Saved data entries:

"""

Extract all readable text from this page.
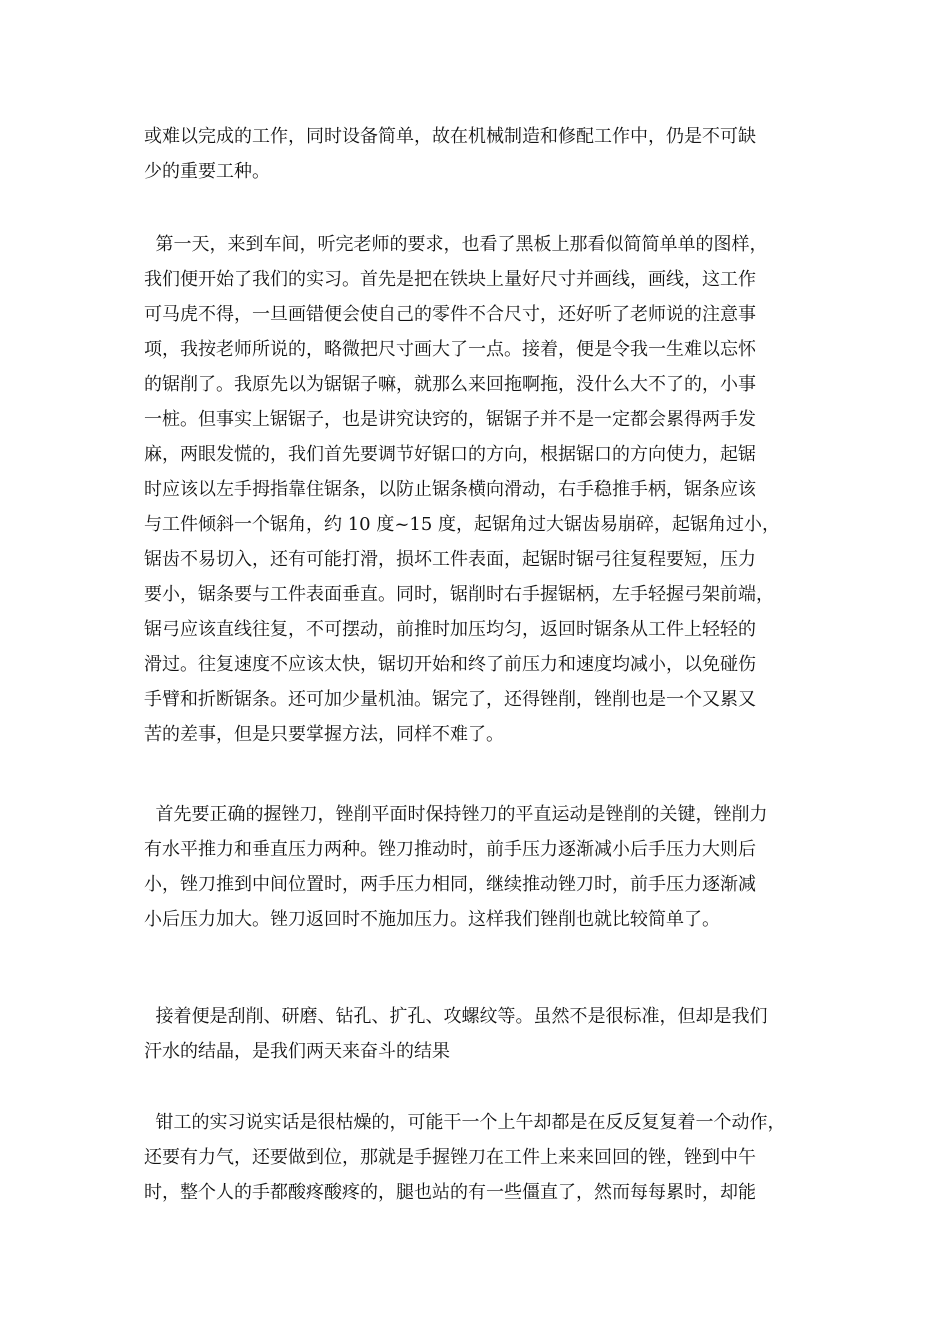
或难以完成的工作，同时设备简单，故在机械制造和修配工作中，仍是不可缺
少的重要工种。
第一天，来到车间，听完老师的要求，也看了黑板上那看似简简单单的图样，
我们便开始了我们的实习。首先是把在铁块上量好尺寸并画线，画线，这工作
可马虎不得，一旦画错便会使自己的零件不合尺寸，还好听了老师说的注意事
项，我按老师所说的，略微把尺寸画大了一点。接着，便是令我一生难以忘怀
的锯削了。我原先以为锯锯子嘛，就那么来回拖啊拖，没什么大不了的，小事
一桩。但事实上锯锯子，也是讲究诀窍的，锯锯子并不是一定都会累得两手发
麻，两眼发慌的，我们首先要调节好锯口的方向，根据锯口的方向使力，起锯
时应该以左手拇指靠住锯条，以防止锯条横向滑动，右手稳推手柄，锯条应该
与工件倾斜一个锯角，约 10 度~15 度，起锯角过大锯齿易崩碎，起锯角过小，
锯齿不易切入，还有可能打滑，损坏工件表面，起锯时锯弓往复程要短，压力
要小，锯条要与工件表面垂直。同时，锯削时右手握锯柄，左手轻握弓架前端，
锯弓应该直线往复，不可摆动，前推时加压均匀，返回时锯条从工件上轻轻的
滑过。往复速度不应该太快，锯切开始和终了前压力和速度均减小，以免碰伤
手臂和折断锯条。还可加少量机油。锯完了，还得锉削，锉削也是一个又累又
苦的差事，但是只要掌握方法，同样不难了。
首先要正确的握锉刀，锉削平面时保持锉刀的平直运动是锉削的关键，锉削力
有水平推力和垂直压力两种。锉刀推动时，前手压力逐渐减小后手压力大则后
小，锉刀推到中间位置时，两手压力相同，继续推动锉刀时，前手压力逐渐减
小后压力加大。锉刀返回时不施加压力。这样我们锉削也就比较简单了。
接着便是刮削、研磨、钻孔、扩孔、攻螺纹等。虽然不是很标准，但却是我们
汗水的结晶，是我们两天来奋斗的结果
钳工的实习说实话是很枯燥的，可能干一个上午却都是在反反复复着一个动作，
还要有力气，还要做到位，那就是手握锉刀在工件上来来回回的锉，锉到中午
时，整个人的手都酸疼酸疼的，腿也站的有一些僵直了，然而每每累时，却能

"""

GIVEN EXERCISE:
Transcribe all of the material exactly, leaving out whatever pictures it contains.

RESULT BELOW:
Extract all readable text from this page.
或难以完成的工作，同时设备简单，故在机械制造和修配工作中，仍是不可缺
少的重要工种。
第一天，来到车间，听完老师的要求，也看了黑板上那看似简简单单的图样，
我们便开始了我们的实习。首先是把在铁块上量好尺寸并画线，画线，这工作
可马虎不得，一旦画错便会使自己的零件不合尺寸，还好听了老师说的注意事
项，我按老师所说的，略微把尺寸画大了一点。接着，便是令我一生难以忘怀
的锯削了。我原先以为锯锯子嘛，就那么来回拖啊拖，没什么大不了的，小事
一桩。但事实上锯锯子，也是讲究诀窍的，锯锯子并不是一定都会累得两手发
麻，两眼发慌的，我们首先要调节好锯口的方向，根据锯口的方向使力，起锯
时应该以左手拇指靠住锯条，以防止锯条横向滑动，右手稳推手柄，锯条应该
与工件倾斜一个锯角，约 10 度~15 度，起锯角过大锯齿易崩碎，起锯角过小，
锯齿不易切入，还有可能打滑，损坏工件表面，起锯时锯弓往复程要短，压力
要小，锯条要与工件表面垂直。同时，锯削时右手握锯柄，左手轻握弓架前端，
锯弓应该直线往复，不可摆动，前推时加压均匀，返回时锯条从工件上轻轻的
滑过。往复速度不应该太快，锯切开始和终了前压力和速度均减小，以免碰伤
手臂和折断锯条。还可加少量机油。锯完了，还得锉削，锉削也是一个又累又
苦的差事，但是只要掌握方法，同样不难了。
首先要正确的握锉刀，锉削平面时保持锉刀的平直运动是锉削的关键，锉削力
有水平推力和垂直压力两种。锉刀推动时，前手压力逐渐减小后手压力大则后
小，锉刀推到中间位置时，两手压力相同，继续推动锉刀时，前手压力逐渐减
小后压力加大。锉刀返回时不施加压力。这样我们锉削也就比较简单了。
接着便是刮削、研磨、钻孔、扩孔、攻螺纹等。虽然不是很标准，但却是我们
汗水的结晶，是我们两天来奋斗的结果
钳工的实习说实话是很枯燥的，可能干一个上午却都是在反反复复着一个动作，
还要有力气，还要做到位，那就是手握锉刀在工件上来来回回的锉，锉到中午
时，整个人的手都酸疼酸疼的，腿也站的有一些僵直了，然而每每累时，却能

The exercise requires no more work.